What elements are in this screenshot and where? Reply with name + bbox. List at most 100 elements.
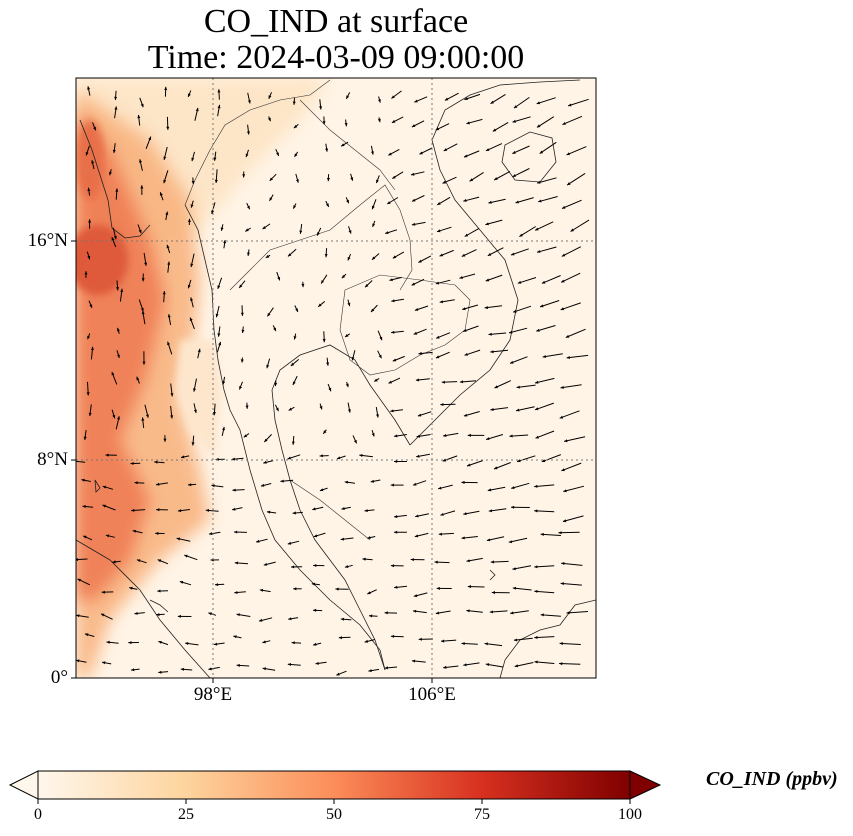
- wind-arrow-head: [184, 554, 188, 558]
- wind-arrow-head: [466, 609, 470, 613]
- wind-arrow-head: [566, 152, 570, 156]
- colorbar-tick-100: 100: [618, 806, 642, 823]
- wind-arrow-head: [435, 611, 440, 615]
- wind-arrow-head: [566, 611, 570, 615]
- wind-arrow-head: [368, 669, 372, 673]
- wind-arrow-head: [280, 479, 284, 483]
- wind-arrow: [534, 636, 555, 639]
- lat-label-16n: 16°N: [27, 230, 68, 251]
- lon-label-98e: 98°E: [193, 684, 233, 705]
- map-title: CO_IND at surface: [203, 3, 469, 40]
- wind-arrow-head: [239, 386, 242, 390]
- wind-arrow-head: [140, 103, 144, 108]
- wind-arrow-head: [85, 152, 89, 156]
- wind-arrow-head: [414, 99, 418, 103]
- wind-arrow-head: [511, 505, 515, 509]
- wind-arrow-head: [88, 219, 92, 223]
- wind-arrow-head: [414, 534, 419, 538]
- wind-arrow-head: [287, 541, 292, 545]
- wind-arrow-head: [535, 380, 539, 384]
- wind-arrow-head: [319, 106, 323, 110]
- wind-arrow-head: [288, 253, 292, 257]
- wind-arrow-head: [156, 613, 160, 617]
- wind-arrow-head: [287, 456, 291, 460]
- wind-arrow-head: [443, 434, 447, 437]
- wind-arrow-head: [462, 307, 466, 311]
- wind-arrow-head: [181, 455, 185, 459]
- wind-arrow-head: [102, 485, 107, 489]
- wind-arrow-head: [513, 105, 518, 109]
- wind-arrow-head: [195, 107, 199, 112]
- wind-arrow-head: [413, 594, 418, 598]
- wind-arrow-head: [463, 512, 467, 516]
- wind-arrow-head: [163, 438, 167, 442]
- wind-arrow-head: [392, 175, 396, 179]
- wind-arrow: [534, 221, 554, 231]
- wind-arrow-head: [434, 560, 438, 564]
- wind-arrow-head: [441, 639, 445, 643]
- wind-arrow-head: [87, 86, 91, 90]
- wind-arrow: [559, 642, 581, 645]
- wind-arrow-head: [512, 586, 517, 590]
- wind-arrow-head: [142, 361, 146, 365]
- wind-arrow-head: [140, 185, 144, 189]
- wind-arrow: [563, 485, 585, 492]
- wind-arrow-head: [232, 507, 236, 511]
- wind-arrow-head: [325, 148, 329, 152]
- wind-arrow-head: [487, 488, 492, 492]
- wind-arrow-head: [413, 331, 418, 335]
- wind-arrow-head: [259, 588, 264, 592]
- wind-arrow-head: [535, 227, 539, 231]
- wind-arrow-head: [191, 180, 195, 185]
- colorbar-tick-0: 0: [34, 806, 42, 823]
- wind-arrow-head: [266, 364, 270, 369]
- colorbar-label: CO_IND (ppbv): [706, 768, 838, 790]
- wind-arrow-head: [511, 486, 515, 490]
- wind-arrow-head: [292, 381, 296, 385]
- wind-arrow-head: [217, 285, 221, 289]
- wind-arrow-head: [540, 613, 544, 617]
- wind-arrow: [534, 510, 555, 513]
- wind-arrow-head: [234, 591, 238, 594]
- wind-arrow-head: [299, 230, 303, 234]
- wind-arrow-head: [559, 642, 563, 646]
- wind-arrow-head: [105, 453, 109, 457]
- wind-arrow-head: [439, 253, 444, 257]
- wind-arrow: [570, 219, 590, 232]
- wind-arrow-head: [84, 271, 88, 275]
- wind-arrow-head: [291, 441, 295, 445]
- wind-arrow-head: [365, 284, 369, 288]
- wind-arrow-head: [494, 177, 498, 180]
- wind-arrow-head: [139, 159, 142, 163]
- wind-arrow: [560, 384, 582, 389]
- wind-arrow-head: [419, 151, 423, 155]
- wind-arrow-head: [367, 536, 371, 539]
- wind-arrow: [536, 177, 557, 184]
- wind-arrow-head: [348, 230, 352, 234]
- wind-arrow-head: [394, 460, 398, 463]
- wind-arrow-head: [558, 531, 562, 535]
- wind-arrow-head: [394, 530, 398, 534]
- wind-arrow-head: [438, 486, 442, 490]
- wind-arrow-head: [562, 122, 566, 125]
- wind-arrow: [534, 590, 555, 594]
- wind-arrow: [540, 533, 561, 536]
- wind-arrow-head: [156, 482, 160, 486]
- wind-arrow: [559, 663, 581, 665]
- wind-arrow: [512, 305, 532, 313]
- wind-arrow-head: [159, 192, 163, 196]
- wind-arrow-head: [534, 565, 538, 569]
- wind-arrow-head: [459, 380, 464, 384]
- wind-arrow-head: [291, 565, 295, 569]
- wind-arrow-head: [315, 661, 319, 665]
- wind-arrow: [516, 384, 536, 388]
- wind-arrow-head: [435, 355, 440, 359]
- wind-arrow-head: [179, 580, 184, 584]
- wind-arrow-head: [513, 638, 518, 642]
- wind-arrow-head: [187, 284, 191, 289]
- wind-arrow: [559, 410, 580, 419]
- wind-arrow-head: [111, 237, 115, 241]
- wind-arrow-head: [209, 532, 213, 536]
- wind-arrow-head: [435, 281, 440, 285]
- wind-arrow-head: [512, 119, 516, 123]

────────────────

Task to complete: Lay out every line of the items above as a Markdown table with the columns No. and Line, numbering the rows and leaving out blank lines and the pictures.

Task response:
| No. | Line |
|---|---|
| 1 | What elements are in this screenshot and where? Reply with name + bbox. List at most 100 elements. |
| 2 | - wind-arrow-head: [184, 554, 188, 558] |
| 3 | - wind-arrow-head: [466, 609, 470, 613] |
| 4 | - wind-arrow-head: [566, 152, 570, 156] |
| 5 | - colorbar-tick-100: 100: [618, 806, 642, 823] |
| 6 | - wind-arrow-head: [435, 611, 440, 615] |
| 7 | - wind-arrow-head: [566, 611, 570, 615] |
| 8 | - wind-arrow-head: [368, 669, 372, 673] |
| 9 | - wind-arrow-head: [280, 479, 284, 483] |
| 10 | - wind-arrow: [534, 636, 555, 639] |
| 11 | - lat-label-16n: 16°N: [27, 230, 68, 251] |
| 12 | - lon-label-98e: 98°E: [193, 684, 233, 705] |
| 13 | - map-title: CO_IND at surface: [203, 3, 469, 40] |
| 14 | - wind-arrow-head: [239, 386, 242, 390] |
| 15 | - wind-arrow-head: [140, 103, 144, 108] |
| 16 | - wind-arrow-head: [85, 152, 89, 156] |
| 17 | - wind-arrow-head: [414, 99, 418, 103] |
| 18 | - wind-arrow-head: [511, 505, 515, 509] |
| 19 | - wind-arrow-head: [88, 219, 92, 223] |
| 20 | - wind-arrow-head: [414, 534, 419, 538] |
| 21 | - wind-arrow-head: [287, 541, 292, 545] |
| 22 | - wind-arrow-head: [535, 380, 539, 384] |
| 23 | - wind-arrow-head: [319, 106, 323, 110] |
| 24 | - wind-arrow-head: [288, 253, 292, 257] |
| 25 | - wind-arrow-head: [156, 613, 160, 617] |
| 26 | - wind-arrow-head: [287, 456, 291, 460] |
| 27 | - wind-arrow-head: [443, 434, 447, 437] |
| 28 | - wind-arrow-head: [462, 307, 466, 311] |
| 29 | - wind-arrow-head: [181, 455, 185, 459] |
| 30 | - wind-arrow-head: [102, 485, 107, 489] |
| 31 | - wind-arrow-head: [513, 105, 518, 109] |
| 32 | - wind-arrow-head: [195, 107, 199, 112] |
| 33 | - wind-arrow-head: [413, 594, 418, 598] |
| 34 | - wind-arrow-head: [463, 512, 467, 516] |
| 35 | - wind-arrow-head: [163, 438, 167, 442] |
| 36 | - wind-arrow-head: [392, 175, 396, 179] |
| 37 | - wind-arrow: [534, 221, 554, 231] |
| 38 | - wind-arrow-head: [434, 560, 438, 564] |
| 39 | - wind-arrow-head: [441, 639, 445, 643] |
| 40 | - wind-arrow-head: [87, 86, 91, 90] |
| 41 | - wind-arrow: [559, 642, 581, 645] |
| 42 | - wind-arrow-head: [512, 586, 517, 590] |
| 43 | - wind-arrow-head: [142, 361, 146, 365] |
| 44 | - wind-arrow-head: [140, 185, 144, 189] |
| 45 | - wind-arrow: [563, 485, 585, 492] |
| 46 | - wind-arrow-head: [232, 507, 236, 511] |
| 47 | - wind-arrow-head: [325, 148, 329, 152] |
| 48 | - wind-arrow-head: [487, 488, 492, 492] |
| 49 | - wind-arrow-head: [413, 331, 418, 335] |
| 50 | - wind-arrow-head: [259, 588, 264, 592] |
| 51 | - wind-arrow-head: [535, 227, 539, 231] |
| 52 | - wind-arrow-head: [191, 180, 195, 185] |
| 53 | - colorbar-tick-0: 0: [34, 806, 42, 823] |
| 54 | - wind-arrow-head: [266, 364, 270, 369] |
| 55 | - colorbar-label: CO_IND (ppbv): [706, 768, 838, 790] |
| 56 | - wind-arrow-head: [511, 486, 515, 490] |
| 57 | - wind-arrow-head: [292, 381, 296, 385] |
| 58 | - wind-arrow-head: [217, 285, 221, 289] |
| 59 | - wind-arrow-head: [540, 613, 544, 617] |
| 60 | - wind-arrow: [534, 510, 555, 513] |
| 61 | - wind-arrow-head: [234, 591, 238, 594] |
| 62 | - wind-arrow-head: [299, 230, 303, 234] |
| 63 | - wind-arrow-head: [559, 642, 563, 646] |
| 64 | - wind-arrow-head: [105, 453, 109, 457] |
| 65 | - wind-arrow-head: [439, 253, 444, 257] |
| 66 | - wind-arrow: [570, 219, 590, 232] |
| 67 | - wind-arrow-head: [84, 271, 88, 275] |
| 68 | - wind-arrow-head: [291, 441, 295, 445] |
| 69 | - wind-arrow-head: [365, 284, 369, 288] |
| 70 | - wind-arrow-head: [494, 177, 498, 180] |
| 71 | - wind-arrow-head: [139, 159, 142, 163] |
| 72 | - wind-arrow: [560, 384, 582, 389] |
| 73 | - wind-arrow-head: [419, 151, 423, 155] |
| 74 | - wind-arrow-head: [367, 536, 371, 539] |
| 75 | - wind-arrow: [536, 177, 557, 184] |
| 76 | - wind-arrow-head: [348, 230, 352, 234] |
| 77 | - wind-arrow-head: [394, 460, 398, 463] |
| 78 | - wind-arrow-head: [558, 531, 562, 535] |
| 79 | - wind-arrow-head: [394, 530, 398, 534] |
| 80 | - wind-arrow-head: [438, 486, 442, 490] |
| 81 | - wind-arrow-head: [562, 122, 566, 125] |
| 82 | - wind-arrow: [534, 590, 555, 594] |
| 83 | - wind-arrow: [540, 533, 561, 536] |
| 84 | - wind-arrow-head: [156, 482, 160, 486] |
| 85 | - wind-arrow: [559, 663, 581, 665] |
| 86 | - wind-arrow: [512, 305, 532, 313] |
| 87 | - wind-arrow-head: [159, 192, 163, 196] |
| 88 | - wind-arrow-head: [534, 565, 538, 569] |
| 89 | - wind-arrow-head: [459, 380, 464, 384] |
| 90 | - wind-arrow-head: [291, 565, 295, 569] |
| 91 | - wind-arrow-head: [315, 661, 319, 665] |
| 92 | - wind-arrow: [516, 384, 536, 388] |
| 93 | - wind-arrow-head: [435, 355, 440, 359] |
| 94 | - wind-arrow-head: [179, 580, 184, 584] |
| 95 | - wind-arrow-head: [513, 638, 518, 642] |
| 96 | - wind-arrow-head: [187, 284, 191, 289] |
| 97 | - wind-arrow: [559, 410, 580, 419] |
| 98 | - wind-arrow-head: [111, 237, 115, 241] |
| 99 | - wind-arrow-head: [209, 532, 213, 536] |
| 100 | - wind-arrow-head: [435, 281, 440, 285] |
| 101 | - wind-arrow-head: [512, 119, 516, 123] |